Animation, Character Setup, and Deformers

Keyframe Animation
Nonlinear Animation
After animating a character with keyframes or motion capture, you can collect its animation data into a single, editable sequence. This animation sequence is called an animation clip.
In Maya, there are two types of clip: source clips and regular clips. Maya preserves and protects a character's original animation curves by storing them in source clips. You do not use source clips to animate your characters. Instead, you use copies or instances of source clips called regular clips to animate your characters nonlinearly. See Animation clips.
Moving, manipulating, and blending regular clips to produce a smooth series of motions for a character is the basis of nonlinear animation. The tool with which you manage all these aspects of a character's nonlinear animation is the Trax Editor.
Path Animation
A path animation controls the position and rotation of an object along a curve. A NURBS curve cannot be designated as a motion path. An object must first be attached to the curve for it to become a path curve. See To create a motion path by attaching an object to a curve. You can also generate motion paths by animating objects using motion path keys. See To create a motion path using motion path keys.
Motion Capture Animation
Skeletons
Skeletons are hierarchical, articulated structures that let you pose and animate bound models. A skeleton provides a deformable model with the same underlying structure as the human skeleton gives the human body.
Just like in the human body, the location of joints and the number of joints you add to a skeleton determine how the skeleton's bound model or `body' moves. When you bind a model to a skeleton, it is called skinning.
Forward Kinematics
Forward Kinematics is an animation method that involves moving each joint without the restriction of an expected final position. Thus, the 'goal' is to move a joint (or series of joints) as desired, and the final pose is a consequence of those movements. Forward Kinematics is often used for finely-tuned joint movement (such as hands & fingers), as it allows for more complete control over posing. For more information, see Forward kinematic animation.
Inverse Kinematics
The reverse of Forward Kinematics, Inverse Kinematics is a method that involves defining a final pose, and generating joint movement as needed to reach that pose. Thus, the 'goal' is for all joints to be in a final pose, and the individual joint movements are a consequence of getting to that final pose. Joints must have carefully defined limits to their possible motion for Inverse Kinematics to work well, or the joints can end up 'flopping' before reaching the goal pose. Inverse Kinematics is often used for large limb movement (such as walking, reaching, etc.). For more information, see Inverse kinematic animation.

* [WHAT YOU NEED TO DO] Rewrite the animation text between "Animation, Character Setup, and" and "See Animation clips.", inclusive, changing "source clips" to "master clips".

* [RECORDS]

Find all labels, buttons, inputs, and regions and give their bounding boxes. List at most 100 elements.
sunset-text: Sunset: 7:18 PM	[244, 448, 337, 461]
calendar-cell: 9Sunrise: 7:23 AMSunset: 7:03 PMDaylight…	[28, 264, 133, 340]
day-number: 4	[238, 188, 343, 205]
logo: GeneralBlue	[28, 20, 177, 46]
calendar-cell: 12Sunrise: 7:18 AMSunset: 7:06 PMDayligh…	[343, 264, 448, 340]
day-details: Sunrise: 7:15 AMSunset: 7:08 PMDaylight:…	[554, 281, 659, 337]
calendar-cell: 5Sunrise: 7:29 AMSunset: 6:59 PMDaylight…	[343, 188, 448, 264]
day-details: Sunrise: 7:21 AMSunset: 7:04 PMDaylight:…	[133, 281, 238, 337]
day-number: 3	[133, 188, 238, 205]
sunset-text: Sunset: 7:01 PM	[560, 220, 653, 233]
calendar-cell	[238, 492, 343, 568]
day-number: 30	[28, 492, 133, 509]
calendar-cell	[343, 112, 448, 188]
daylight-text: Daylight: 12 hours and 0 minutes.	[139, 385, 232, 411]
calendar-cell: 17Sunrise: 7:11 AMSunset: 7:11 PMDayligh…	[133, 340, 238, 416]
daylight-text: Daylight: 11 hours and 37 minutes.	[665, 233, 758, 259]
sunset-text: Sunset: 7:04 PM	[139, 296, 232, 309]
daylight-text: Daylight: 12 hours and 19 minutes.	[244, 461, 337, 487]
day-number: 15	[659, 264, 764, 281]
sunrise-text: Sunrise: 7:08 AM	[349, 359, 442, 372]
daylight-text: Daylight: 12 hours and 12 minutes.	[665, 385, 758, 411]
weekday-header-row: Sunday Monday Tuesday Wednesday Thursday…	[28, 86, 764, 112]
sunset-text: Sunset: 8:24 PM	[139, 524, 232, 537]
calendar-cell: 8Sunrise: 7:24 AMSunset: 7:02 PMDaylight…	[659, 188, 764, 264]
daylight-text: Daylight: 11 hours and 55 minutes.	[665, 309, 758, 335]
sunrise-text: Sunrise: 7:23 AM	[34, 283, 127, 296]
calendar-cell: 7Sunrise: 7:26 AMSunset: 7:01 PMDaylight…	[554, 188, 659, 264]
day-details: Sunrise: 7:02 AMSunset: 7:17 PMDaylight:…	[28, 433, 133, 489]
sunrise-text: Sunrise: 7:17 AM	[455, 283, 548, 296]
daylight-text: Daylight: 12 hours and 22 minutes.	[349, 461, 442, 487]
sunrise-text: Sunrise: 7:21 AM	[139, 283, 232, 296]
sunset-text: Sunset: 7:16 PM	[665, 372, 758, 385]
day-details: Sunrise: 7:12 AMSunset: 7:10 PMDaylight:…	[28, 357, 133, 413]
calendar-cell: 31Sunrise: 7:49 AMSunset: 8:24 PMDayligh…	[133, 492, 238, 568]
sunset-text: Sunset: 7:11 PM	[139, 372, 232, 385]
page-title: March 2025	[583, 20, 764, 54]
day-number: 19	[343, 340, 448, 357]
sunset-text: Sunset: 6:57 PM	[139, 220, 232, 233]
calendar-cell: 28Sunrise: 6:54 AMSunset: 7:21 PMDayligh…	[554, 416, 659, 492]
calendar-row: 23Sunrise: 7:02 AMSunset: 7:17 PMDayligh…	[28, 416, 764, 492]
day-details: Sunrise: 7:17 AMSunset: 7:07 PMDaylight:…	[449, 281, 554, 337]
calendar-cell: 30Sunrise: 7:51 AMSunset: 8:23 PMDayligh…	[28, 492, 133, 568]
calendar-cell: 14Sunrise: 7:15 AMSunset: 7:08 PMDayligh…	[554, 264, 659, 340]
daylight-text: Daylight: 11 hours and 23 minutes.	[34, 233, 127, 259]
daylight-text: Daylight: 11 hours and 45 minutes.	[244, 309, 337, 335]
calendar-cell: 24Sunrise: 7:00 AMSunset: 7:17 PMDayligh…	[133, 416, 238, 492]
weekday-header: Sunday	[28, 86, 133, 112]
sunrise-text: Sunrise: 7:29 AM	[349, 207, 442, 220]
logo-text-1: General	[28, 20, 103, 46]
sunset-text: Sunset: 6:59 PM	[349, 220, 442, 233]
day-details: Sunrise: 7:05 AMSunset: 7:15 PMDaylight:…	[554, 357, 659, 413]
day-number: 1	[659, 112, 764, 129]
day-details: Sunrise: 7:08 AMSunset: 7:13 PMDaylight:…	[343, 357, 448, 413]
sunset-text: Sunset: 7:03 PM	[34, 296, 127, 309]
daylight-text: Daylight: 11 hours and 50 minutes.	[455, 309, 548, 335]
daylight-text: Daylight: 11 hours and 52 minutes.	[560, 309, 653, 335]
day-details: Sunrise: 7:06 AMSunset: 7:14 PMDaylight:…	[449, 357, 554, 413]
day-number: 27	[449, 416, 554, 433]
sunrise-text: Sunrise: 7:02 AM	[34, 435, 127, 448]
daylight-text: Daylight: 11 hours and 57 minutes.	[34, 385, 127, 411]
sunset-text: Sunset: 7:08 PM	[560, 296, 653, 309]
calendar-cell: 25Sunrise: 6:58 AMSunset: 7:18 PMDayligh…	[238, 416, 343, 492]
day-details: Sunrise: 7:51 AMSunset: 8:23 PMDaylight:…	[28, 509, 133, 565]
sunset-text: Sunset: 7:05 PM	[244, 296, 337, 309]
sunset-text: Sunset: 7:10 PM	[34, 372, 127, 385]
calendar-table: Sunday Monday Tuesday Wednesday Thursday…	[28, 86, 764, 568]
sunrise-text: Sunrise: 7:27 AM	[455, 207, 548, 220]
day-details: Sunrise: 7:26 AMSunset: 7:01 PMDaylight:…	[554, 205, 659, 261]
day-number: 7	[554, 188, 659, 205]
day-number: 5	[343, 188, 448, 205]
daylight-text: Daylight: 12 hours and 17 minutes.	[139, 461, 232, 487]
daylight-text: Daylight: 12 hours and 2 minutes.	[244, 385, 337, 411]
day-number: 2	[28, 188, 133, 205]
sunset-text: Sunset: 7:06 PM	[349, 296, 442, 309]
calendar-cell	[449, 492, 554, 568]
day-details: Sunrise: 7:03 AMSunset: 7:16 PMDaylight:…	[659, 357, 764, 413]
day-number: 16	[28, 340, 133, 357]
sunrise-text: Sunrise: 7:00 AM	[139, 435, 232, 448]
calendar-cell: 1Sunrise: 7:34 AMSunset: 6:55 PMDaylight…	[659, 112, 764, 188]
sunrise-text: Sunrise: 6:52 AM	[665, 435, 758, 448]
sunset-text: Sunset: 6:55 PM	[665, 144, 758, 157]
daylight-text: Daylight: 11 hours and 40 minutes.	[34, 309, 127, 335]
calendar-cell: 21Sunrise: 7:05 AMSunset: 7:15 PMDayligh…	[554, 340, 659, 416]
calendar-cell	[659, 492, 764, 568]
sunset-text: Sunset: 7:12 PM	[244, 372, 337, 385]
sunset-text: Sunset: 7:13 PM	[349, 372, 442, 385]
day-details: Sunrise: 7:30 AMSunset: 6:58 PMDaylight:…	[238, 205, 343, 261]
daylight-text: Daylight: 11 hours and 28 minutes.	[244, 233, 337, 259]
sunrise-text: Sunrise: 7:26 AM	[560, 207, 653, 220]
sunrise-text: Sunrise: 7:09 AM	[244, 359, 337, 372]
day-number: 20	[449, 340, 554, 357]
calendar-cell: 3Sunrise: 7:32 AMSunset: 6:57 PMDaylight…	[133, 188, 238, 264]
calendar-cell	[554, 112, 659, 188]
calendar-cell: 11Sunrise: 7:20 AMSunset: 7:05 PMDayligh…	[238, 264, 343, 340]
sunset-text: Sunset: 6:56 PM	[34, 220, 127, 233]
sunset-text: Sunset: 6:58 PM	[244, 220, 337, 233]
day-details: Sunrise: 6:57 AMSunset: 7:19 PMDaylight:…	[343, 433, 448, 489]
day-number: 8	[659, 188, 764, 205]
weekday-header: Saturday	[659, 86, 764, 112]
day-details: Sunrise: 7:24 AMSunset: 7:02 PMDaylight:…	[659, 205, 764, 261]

* [PROBLEM SOLUTION]
Animation, Character Setup, and Deformers

Keyframe Animation
Nonlinear Animation
After animating a character with keyframes or motion capture, you can collect its animation data into a single, editable sequence. This animation sequence is called an animation clip.
In Maya, there are two types of clip: master clips and regular clips. Maya preserves and protects a character's original animation curves by storing them in master clips. You do not use master clips to animate your characters. Instead, you use copies or instances of master clips called regular clips to animate your characters nonlinearly. See Animation clips.